** START RECORDS FOR PROCESSING **

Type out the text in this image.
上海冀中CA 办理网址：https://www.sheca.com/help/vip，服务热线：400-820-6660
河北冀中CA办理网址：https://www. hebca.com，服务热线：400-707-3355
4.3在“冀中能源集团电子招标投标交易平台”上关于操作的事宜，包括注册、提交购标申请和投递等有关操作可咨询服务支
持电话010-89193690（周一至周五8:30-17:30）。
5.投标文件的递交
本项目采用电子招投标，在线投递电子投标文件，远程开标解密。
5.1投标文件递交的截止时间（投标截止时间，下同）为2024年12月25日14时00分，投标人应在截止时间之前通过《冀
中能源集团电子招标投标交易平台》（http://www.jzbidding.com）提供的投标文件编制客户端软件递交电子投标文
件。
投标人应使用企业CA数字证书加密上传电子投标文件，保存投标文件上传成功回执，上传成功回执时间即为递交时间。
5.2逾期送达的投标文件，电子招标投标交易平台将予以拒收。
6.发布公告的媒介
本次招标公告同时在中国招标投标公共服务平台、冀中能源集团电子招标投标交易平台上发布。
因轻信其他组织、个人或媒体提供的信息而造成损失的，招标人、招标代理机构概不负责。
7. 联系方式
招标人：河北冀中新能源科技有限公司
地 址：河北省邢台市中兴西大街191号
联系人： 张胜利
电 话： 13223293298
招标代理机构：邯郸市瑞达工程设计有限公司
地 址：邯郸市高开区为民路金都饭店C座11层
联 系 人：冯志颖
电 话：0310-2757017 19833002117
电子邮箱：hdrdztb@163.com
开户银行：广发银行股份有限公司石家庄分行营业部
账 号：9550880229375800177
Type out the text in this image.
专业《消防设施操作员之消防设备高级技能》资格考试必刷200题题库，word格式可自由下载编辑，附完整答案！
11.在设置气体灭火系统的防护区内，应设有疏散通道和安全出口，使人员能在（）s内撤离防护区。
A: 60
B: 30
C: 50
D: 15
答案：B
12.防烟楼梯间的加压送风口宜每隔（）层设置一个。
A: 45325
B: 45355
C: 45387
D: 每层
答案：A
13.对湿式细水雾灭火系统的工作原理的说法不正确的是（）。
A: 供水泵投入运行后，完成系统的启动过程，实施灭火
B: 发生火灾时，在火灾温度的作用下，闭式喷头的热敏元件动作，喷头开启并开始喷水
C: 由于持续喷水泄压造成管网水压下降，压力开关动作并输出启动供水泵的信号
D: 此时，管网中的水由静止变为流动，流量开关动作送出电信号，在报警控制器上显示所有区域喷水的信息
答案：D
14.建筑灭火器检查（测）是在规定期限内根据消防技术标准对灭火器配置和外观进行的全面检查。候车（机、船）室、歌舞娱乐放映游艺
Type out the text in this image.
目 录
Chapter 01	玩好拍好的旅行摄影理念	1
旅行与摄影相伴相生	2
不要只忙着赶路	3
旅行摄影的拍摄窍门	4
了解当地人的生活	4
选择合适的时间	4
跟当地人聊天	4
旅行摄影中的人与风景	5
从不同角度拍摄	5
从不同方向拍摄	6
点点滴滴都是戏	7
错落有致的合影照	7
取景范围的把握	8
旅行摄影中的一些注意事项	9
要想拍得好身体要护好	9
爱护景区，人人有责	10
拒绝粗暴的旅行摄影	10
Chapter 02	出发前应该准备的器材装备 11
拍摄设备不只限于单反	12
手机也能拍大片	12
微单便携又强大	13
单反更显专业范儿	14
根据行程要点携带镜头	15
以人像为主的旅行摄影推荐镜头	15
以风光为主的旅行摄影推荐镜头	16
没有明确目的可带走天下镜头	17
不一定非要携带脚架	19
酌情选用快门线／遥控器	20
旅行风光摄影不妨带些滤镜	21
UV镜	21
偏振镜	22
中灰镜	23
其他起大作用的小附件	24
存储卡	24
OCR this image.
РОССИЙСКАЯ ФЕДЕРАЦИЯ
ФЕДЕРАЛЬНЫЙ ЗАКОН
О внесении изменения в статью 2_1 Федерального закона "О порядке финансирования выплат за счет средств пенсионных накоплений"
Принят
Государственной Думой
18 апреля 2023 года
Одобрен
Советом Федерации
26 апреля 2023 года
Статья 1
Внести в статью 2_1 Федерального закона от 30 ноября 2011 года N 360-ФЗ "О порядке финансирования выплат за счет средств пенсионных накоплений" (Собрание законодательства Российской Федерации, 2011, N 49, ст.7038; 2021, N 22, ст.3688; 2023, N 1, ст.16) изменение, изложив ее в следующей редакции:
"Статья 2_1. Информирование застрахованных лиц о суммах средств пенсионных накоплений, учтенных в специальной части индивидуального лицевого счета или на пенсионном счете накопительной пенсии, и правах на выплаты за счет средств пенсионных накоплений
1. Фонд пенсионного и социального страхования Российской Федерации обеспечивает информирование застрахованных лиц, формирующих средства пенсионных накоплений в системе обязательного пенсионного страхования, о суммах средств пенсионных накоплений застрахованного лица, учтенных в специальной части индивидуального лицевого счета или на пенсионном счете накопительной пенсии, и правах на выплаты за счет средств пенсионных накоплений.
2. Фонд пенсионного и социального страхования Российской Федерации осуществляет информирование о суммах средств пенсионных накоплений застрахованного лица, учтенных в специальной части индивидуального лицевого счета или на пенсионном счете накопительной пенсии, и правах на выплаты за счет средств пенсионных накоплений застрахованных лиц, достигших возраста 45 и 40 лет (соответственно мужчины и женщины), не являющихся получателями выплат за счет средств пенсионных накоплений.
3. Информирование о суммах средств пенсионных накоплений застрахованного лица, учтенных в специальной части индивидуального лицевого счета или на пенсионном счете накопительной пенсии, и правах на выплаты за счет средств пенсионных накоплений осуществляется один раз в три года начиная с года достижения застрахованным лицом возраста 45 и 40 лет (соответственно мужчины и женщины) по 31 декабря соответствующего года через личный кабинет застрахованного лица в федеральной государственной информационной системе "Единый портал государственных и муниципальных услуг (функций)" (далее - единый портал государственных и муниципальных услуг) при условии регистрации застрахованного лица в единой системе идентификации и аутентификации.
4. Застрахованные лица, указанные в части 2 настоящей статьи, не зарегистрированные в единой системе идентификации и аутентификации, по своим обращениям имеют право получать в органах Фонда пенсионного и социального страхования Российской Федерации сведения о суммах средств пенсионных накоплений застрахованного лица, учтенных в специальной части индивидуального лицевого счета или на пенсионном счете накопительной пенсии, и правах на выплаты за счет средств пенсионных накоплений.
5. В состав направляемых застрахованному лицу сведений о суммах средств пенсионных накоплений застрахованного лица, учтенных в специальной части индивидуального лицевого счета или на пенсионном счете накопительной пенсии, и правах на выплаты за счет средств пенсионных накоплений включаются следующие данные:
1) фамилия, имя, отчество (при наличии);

** END RECORDS FOR PROCESSING **

INSTRUCTION: Tally every line of the data that holds the word "апреля" and write the count alone.

EXPECTED ANSWER: 2